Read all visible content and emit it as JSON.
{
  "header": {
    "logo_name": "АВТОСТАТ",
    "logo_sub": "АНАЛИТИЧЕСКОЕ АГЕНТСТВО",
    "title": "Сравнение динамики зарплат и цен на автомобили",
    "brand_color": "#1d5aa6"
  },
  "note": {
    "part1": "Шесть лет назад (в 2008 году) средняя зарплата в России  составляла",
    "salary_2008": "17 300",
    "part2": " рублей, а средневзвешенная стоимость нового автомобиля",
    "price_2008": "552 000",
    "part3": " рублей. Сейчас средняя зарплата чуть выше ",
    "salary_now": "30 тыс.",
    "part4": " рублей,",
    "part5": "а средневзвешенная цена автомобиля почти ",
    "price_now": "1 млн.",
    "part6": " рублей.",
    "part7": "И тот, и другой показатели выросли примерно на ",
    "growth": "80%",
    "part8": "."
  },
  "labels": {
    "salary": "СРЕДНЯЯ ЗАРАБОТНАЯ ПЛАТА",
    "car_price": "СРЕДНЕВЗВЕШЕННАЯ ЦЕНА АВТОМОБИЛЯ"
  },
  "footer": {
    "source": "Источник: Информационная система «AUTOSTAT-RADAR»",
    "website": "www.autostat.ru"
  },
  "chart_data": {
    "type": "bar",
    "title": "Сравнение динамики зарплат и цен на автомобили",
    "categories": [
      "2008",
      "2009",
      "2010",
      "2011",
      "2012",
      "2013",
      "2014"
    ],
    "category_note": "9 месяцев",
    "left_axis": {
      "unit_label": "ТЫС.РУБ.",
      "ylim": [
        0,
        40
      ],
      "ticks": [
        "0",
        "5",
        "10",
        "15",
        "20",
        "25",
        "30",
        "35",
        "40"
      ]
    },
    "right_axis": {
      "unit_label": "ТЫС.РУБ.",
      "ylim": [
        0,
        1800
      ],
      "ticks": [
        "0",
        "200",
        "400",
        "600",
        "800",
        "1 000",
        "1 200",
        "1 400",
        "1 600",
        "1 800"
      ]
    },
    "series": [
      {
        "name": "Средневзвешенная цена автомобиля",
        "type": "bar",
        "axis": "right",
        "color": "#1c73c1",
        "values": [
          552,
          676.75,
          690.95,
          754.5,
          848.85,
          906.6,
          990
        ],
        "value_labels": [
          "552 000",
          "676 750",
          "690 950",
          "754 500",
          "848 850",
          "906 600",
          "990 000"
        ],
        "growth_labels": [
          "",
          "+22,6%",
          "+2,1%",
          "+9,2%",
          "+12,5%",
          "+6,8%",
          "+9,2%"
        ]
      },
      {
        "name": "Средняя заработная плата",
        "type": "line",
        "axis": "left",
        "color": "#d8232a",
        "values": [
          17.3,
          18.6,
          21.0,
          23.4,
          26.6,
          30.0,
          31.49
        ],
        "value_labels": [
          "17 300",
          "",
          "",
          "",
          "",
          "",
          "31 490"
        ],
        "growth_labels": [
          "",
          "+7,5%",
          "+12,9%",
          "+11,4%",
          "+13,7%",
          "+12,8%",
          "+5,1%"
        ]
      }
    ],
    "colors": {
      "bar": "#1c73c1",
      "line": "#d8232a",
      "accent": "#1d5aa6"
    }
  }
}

########

*Written task*
Return every line exactly.

*Exercise response*
Read all visible content and emit it as JSON.
{
  "header": {
    "logo_name": "АВТОСТАТ",
    "logo_sub": "АНАЛИТИЧЕСКОЕ АГЕНТСТВО",
    "title": "Сравнение динамики зарплат и цен на автомобили",
    "brand_color": "#1d5aa6"
  },
  "note": {
    "part1": "Шесть лет назад (в 2008 году) средняя зарплата в России  составляла",
    "salary_2008": "17 300",
    "part2": " рублей, а средневзвешенная стоимость нового автомобиля",
    "price_2008": "552 000",
    "part3": " рублей. Сейчас средняя зарплата чуть выше ",
    "salary_now": "30 тыс.",
    "part4": " рублей,",
    "part5": "а средневзвешенная цена автомобиля почти ",
    "price_now": "1 млн.",
    "part6": " рублей.",
    "part7": "И тот, и другой показатели выросли примерно на ",
    "growth": "80%",
    "part8": "."
  },
  "labels": {
    "salary": "СРЕДНЯЯ ЗАРАБОТНАЯ ПЛАТА",
    "car_price": "СРЕДНЕВЗВЕШЕННАЯ ЦЕНА АВТОМОБИЛЯ"
  },
  "footer": {
    "source": "Источник: Информационная система «AUTOSTAT-RADAR»",
    "website": "www.autostat.ru"
  },
  "chart_data": {
    "type": "bar",
    "title": "Сравнение динамики зарплат и цен на автомобили",
    "categories": [
      "2008",
      "2009",
      "2010",
      "2011",
      "2012",
      "2013",
      "2014"
    ],
    "category_note": "9 месяцев",
    "left_axis": {
      "unit_label": "ТЫС.РУБ.",
      "ylim": [
        0,
        40
      ],
      "ticks": [
        "0",
        "5",
        "10",
        "15",
        "20",
        "25",
        "30",
        "35",
        "40"
      ]
    },
    "right_axis": {
      "unit_label": "ТЫС.РУБ.",
      "ylim": [
        0,
        1800
      ],
      "ticks": [
        "0",
        "200",
        "400",
        "600",
        "800",
        "1 000",
        "1 200",
        "1 400",
        "1 600",
        "1 800"
      ]
    },
    "series": [
      {
        "name": "Средневзвешенная цена автомобиля",
        "type": "bar",
        "axis": "right",
        "color": "#1c73c1",
        "values": [
          552,
          676.75,
          690.95,
          754.5,
          848.85,
          906.6,
          990
        ],
        "value_labels": [
          "552 000",
          "676 750",
          "690 950",
          "754 500",
          "848 850",
          "906 600",
          "990 000"
        ],
        "growth_labels": [
          "",
          "+22,6%",
          "+2,1%",
          "+9,2%",
          "+12,5%",
          "+6,8%",
          "+9,2%"
        ]
      },
      {
        "name": "Средняя заработная плата",
        "type": "line",
        "axis": "left",
        "color": "#d8232a",
        "values": [
          17.3,
          18.6,
          21.0,
          23.4,
          26.6,
          30.0,
          31.49
        ],
        "value_labels": [
          "17 300",
          "",
          "",
          "",
          "",
          "",
          "31 490"
        ],
        "growth_labels": [
          "",
          "+7,5%",
          "+12,9%",
          "+11,4%",
          "+13,7%",
          "+12,8%",
          "+5,1%"
        ]
      }
    ],
    "colors": {
      "bar": "#1c73c1",
      "line": "#d8232a",
      "accent": "#1d5aa6"
    }
  }
}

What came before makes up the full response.